**Problem statement**
Records follow. Pull out every line that contains "icon".

**Supplied material**
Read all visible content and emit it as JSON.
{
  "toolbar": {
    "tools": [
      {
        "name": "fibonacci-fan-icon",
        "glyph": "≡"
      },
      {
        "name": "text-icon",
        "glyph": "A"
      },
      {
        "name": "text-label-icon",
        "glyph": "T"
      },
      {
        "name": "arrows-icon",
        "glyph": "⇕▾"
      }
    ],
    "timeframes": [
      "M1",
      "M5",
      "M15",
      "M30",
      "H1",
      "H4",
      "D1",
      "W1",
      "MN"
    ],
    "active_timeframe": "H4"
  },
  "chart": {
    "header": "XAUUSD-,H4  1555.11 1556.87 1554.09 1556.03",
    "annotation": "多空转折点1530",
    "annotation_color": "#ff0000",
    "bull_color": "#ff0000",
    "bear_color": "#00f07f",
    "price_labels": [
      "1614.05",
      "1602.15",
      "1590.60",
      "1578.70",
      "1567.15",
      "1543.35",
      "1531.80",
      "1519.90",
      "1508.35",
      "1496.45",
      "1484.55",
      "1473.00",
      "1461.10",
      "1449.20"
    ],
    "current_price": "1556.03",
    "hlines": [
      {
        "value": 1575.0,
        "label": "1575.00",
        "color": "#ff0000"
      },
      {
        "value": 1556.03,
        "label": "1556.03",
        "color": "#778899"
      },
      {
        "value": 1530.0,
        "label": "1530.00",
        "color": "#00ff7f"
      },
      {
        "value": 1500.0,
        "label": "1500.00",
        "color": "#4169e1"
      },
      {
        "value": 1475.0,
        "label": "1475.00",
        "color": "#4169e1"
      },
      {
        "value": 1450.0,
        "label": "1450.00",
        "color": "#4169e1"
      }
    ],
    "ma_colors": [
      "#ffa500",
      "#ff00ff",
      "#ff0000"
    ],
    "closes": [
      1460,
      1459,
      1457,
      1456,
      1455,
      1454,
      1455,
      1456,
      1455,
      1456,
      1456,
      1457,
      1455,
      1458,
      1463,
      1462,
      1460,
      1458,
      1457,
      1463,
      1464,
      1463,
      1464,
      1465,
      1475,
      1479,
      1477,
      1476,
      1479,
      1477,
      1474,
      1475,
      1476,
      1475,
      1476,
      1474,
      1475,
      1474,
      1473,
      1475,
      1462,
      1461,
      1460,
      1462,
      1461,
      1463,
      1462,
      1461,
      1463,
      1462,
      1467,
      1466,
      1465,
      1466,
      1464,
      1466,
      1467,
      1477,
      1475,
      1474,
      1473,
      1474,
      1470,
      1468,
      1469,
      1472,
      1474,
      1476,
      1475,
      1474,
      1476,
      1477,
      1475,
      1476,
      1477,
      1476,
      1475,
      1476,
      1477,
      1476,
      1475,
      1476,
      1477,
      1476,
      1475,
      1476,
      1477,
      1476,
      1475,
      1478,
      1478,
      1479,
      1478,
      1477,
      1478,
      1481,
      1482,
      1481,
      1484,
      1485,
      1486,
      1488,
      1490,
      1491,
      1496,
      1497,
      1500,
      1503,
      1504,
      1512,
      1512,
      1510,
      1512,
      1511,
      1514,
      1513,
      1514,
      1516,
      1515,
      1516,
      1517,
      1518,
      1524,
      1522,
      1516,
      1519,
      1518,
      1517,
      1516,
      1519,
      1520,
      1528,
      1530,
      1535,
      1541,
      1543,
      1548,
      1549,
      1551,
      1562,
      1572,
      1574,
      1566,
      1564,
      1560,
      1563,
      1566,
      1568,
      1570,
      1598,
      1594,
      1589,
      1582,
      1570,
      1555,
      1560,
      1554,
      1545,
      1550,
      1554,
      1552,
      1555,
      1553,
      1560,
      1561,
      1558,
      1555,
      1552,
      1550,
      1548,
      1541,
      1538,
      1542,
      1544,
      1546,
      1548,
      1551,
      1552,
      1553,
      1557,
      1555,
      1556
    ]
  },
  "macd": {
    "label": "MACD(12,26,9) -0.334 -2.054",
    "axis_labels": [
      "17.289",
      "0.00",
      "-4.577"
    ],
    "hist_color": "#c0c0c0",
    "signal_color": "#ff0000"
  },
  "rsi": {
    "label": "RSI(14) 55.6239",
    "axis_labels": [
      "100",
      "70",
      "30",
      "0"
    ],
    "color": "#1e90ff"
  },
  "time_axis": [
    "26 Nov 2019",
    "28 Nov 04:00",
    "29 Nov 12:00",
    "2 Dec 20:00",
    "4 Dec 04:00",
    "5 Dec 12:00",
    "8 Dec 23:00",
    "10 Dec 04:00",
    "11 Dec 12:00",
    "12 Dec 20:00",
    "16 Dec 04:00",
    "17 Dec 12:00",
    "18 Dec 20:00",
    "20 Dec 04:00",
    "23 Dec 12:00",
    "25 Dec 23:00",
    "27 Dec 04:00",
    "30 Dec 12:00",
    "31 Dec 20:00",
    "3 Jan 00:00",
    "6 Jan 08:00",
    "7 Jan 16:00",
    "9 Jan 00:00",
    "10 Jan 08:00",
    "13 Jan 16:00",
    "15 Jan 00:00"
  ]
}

**Task response**
        "name": "fibonacci-fan-icon",
        "name": "text-icon",
        "name": "text-label-icon",
        "name": "arrows-icon",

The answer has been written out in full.